#### EXERCISE REQUIREMENTS
Reproduce all records exactly.
===== SOURCE RECORDS =====
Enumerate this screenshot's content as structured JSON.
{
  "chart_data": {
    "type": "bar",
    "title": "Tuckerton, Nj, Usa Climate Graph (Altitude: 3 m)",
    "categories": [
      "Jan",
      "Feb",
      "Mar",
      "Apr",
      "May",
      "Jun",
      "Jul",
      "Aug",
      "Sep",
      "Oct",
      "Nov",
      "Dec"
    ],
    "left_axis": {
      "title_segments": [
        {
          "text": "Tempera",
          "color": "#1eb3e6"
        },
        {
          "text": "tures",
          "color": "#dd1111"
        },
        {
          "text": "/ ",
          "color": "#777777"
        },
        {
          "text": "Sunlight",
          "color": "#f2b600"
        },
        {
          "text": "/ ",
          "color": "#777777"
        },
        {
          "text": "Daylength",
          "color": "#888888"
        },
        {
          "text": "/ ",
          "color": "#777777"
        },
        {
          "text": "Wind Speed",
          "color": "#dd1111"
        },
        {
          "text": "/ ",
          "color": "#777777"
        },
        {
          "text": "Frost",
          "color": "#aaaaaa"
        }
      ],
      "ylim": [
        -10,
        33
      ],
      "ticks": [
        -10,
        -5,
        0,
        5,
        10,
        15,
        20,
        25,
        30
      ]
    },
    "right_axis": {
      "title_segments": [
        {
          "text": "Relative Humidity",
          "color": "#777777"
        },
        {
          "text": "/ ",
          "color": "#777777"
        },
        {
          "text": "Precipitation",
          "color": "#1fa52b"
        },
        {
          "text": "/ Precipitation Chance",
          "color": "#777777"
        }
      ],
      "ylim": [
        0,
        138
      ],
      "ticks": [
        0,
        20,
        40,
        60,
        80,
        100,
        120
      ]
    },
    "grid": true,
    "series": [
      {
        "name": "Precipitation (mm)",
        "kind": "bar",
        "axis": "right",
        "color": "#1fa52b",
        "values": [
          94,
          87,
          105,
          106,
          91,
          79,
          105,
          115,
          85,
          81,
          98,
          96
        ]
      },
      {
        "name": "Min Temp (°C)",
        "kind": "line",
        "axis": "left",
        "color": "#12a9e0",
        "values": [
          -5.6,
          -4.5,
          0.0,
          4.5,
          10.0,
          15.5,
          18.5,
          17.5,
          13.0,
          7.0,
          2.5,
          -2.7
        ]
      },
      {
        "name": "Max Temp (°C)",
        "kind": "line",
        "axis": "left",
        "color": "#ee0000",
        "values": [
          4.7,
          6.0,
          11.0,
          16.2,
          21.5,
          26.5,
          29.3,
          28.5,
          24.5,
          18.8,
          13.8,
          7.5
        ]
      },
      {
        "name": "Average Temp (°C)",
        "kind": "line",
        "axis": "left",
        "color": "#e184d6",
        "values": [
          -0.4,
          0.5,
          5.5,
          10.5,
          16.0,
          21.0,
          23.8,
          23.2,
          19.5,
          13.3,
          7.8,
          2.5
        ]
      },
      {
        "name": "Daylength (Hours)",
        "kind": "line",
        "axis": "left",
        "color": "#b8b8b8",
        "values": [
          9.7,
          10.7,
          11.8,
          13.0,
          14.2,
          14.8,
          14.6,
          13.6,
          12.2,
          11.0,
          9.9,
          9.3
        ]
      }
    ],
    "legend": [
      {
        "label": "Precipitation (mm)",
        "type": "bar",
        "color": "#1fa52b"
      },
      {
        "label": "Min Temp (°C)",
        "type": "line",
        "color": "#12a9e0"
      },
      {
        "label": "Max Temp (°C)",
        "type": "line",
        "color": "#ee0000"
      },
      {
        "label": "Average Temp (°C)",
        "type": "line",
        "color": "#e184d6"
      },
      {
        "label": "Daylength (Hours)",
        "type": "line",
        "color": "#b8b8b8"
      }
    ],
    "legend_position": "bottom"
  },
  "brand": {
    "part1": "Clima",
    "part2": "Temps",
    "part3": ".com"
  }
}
=====
#### RESPONSE
Enumerate this screenshot's content as structured JSON.
{
  "chart_data": {
    "type": "bar",
    "title": "Tuckerton, Nj, Usa Climate Graph (Altitude: 3 m)",
    "categories": [
      "Jan",
      "Feb",
      "Mar",
      "Apr",
      "May",
      "Jun",
      "Jul",
      "Aug",
      "Sep",
      "Oct",
      "Nov",
      "Dec"
    ],
    "left_axis": {
      "title_segments": [
        {
          "text": "Tempera",
          "color": "#1eb3e6"
        },
        {
          "text": "tures",
          "color": "#dd1111"
        },
        {
          "text": "/ ",
          "color": "#777777"
        },
        {
          "text": "Sunlight",
          "color": "#f2b600"
        },
        {
          "text": "/ ",
          "color": "#777777"
        },
        {
          "text": "Daylength",
          "color": "#888888"
        },
        {
          "text": "/ ",
          "color": "#777777"
        },
        {
          "text": "Wind Speed",
          "color": "#dd1111"
        },
        {
          "text": "/ ",
          "color": "#777777"
        },
        {
          "text": "Frost",
          "color": "#aaaaaa"
        }
      ],
      "ylim": [
        -10,
        33
      ],
      "ticks": [
        -10,
        -5,
        0,
        5,
        10,
        15,
        20,
        25,
        30
      ]
    },
    "right_axis": {
      "title_segments": [
        {
          "text": "Relative Humidity",
          "color": "#777777"
        },
        {
          "text": "/ ",
          "color": "#777777"
        },
        {
          "text": "Precipitation",
          "color": "#1fa52b"
        },
        {
          "text": "/ Precipitation Chance",
          "color": "#777777"
        }
      ],
      "ylim": [
        0,
        138
      ],
      "ticks": [
        0,
        20,
        40,
        60,
        80,
        100,
        120
      ]
    },
    "grid": true,
    "series": [
      {
        "name": "Precipitation (mm)",
        "kind": "bar",
        "axis": "right",
        "color": "#1fa52b",
        "values": [
          94,
          87,
          105,
          106,
          91,
          79,
          105,
          115,
          85,
          81,
          98,
          96
        ]
      },
      {
        "name": "Min Temp (°C)",
        "kind": "line",
        "axis": "left",
        "color": "#12a9e0",
        "values": [
          -5.6,
          -4.5,
          0.0,
          4.5,
          10.0,
          15.5,
          18.5,
          17.5,
          13.0,
          7.0,
          2.5,
          -2.7
        ]
      },
      {
        "name": "Max Temp (°C)",
        "kind": "line",
        "axis": "left",
        "color": "#ee0000",
        "values": [
          4.7,
          6.0,
          11.0,
          16.2,
          21.5,
          26.5,
          29.3,
          28.5,
          24.5,
          18.8,
          13.8,
          7.5
        ]
      },
      {
        "name": "Average Temp (°C)",
        "kind": "line",
        "axis": "left",
        "color": "#e184d6",
        "values": [
          -0.4,
          0.5,
          5.5,
          10.5,
          16.0,
          21.0,
          23.8,
          23.2,
          19.5,
          13.3,
          7.8,
          2.5
        ]
      },
      {
        "name": "Daylength (Hours)",
        "kind": "line",
        "axis": "left",
        "color": "#b8b8b8",
        "values": [
          9.7,
          10.7,
          11.8,
          13.0,
          14.2,
          14.8,
          14.6,
          13.6,
          12.2,
          11.0,
          9.9,
          9.3
        ]
      }
    ],
    "legend": [
      {
        "label": "Precipitation (mm)",
        "type": "bar",
        "color": "#1fa52b"
      },
      {
        "label": "Min Temp (°C)",
        "type": "line",
        "color": "#12a9e0"
      },
      {
        "label": "Max Temp (°C)",
        "type": "line",
        "color": "#ee0000"
      },
      {
        "label": "Average Temp (°C)",
        "type": "line",
        "color": "#e184d6"
      },
      {
        "label": "Daylength (Hours)",
        "type": "line",
        "color": "#b8b8b8"
      }
    ],
    "legend_position": "bottom"
  },
  "brand": {
    "part1": "Clima",
    "part2": "Temps",
    "part3": ".com"
  }
}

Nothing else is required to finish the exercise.